- _INSTRUCCIONES DE TRABAJO_
1. Resume el texto extraído en dos oraciones.
2. Reproduce del texto extraído el fragmento que va desde "ONLY A PAWN" hasta "mundo, otro lugar.".

===== TEXTO EXTRAÍDO =====

11 feb. 2009

ONLY A PAWN IN THEIR GAME

Cuando llegué a París por primera vez, diciembre de 2006, los pasos me condujeron una noche cerca de Place de la République y, desde allí, descubrí un lugar hasta entonces desconocido para mí: el Canal de Saint-Martin. Hermosos puentes con barandillas de hierro, esclusas, calzadas adoquinadas y edificios con las fachadas pintadas de colores vivos: rosa, verde, amarillo. Quai de Valmy, Jemmapes ó el Cafe Marine. Lo recuerdo con clara nitidez. Como aparecer en un lugar inesperado, otro mundo, otro lugar.

Igualmente recuerdo que a orillas del canal un centenar de tiendas de campaña de jóvenes acampaban en una protesta: les enfants du quichotte, se hacían llamar, y lo que hacían era protestar por el desprecio al derecho a la vivienda, por la inaccesibilidad a la misma, por tratar de romper los prejuicios sobre los sin techo, los clochards aquí en Francia. Estuvieron meses allí, un invierno en el que la ventisca levantaba remolinos de copos de nieve en las terrazas de los Jardins des Tuileries o la Place du Carrousel y el agua del Sena se agitaba inquietantemente oscura entre los inmensos muros de sus quais.

===== DATOS PROPORCIONADOS =====

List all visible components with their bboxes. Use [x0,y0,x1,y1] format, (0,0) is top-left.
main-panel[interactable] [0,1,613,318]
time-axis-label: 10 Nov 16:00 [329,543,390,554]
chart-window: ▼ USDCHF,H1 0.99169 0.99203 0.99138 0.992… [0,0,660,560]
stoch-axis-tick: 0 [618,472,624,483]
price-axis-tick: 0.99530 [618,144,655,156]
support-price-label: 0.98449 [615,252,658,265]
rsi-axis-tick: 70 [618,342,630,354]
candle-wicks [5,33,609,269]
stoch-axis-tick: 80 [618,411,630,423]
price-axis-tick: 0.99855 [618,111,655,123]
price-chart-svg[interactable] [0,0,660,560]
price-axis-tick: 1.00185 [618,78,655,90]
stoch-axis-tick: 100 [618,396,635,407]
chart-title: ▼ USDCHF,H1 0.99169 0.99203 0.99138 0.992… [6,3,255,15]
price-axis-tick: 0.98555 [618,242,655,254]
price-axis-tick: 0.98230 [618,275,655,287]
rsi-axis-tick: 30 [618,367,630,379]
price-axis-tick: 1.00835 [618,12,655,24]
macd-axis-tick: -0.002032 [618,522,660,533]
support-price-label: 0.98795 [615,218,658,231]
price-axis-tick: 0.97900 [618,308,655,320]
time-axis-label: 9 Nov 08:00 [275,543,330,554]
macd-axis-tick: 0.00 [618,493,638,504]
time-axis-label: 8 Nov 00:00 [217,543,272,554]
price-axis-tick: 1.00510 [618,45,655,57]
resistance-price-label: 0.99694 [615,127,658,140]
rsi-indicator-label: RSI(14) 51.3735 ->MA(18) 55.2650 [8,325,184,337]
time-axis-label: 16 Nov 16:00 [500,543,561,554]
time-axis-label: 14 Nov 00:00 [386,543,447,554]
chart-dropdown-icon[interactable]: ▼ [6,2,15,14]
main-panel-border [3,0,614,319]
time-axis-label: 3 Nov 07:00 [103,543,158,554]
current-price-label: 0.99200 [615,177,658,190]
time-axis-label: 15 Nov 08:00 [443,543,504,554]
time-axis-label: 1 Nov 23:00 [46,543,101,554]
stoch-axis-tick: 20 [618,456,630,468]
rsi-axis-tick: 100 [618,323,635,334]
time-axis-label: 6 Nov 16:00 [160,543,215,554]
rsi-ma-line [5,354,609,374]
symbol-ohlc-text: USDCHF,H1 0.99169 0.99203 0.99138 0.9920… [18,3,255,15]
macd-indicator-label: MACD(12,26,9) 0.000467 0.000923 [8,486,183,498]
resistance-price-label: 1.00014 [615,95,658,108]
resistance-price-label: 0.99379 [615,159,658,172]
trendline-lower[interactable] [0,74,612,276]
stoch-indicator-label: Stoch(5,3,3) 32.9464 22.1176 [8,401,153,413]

=====

- _RESPUESTAS_
1. El texto recuerda la primera llegada a París, en diciembre de 2006, y el hallazgo nocturno del Canal de Saint-Martin, con sus puentes de barandillas de hierro, esclusas, calzadas adoquinadas y fachadas de colores vivos. También evoca el centenar de tiendas de campaña que unos jóvenes, llamados les enfants du quichotte, instalaron durante meses a orillas del canal para protestar por el desprecio al derecho a la vivienda y por los prejuicios sobre los sin techo.

2.
ONLY A PAWN IN THEIR GAME

Cuando llegué a París por primera vez, diciembre de 2006, los pasos me condujeron una noche cerca de Place de la République y, desde allí, descubrí un lugar hasta entonces desconocido para mí: el Canal de Saint-Martin. Hermosos puentes con barandillas de hierro, esclusas, calzadas adoquinadas y edificios con las fachadas pintadas de colores vivos: rosa, verde, amarillo. Quai de Valmy, Jemmapes ó el Cafe Marine. Lo recuerdo con clara nitidez. Como aparecer en un lugar inesperado, otro mundo, otro lugar.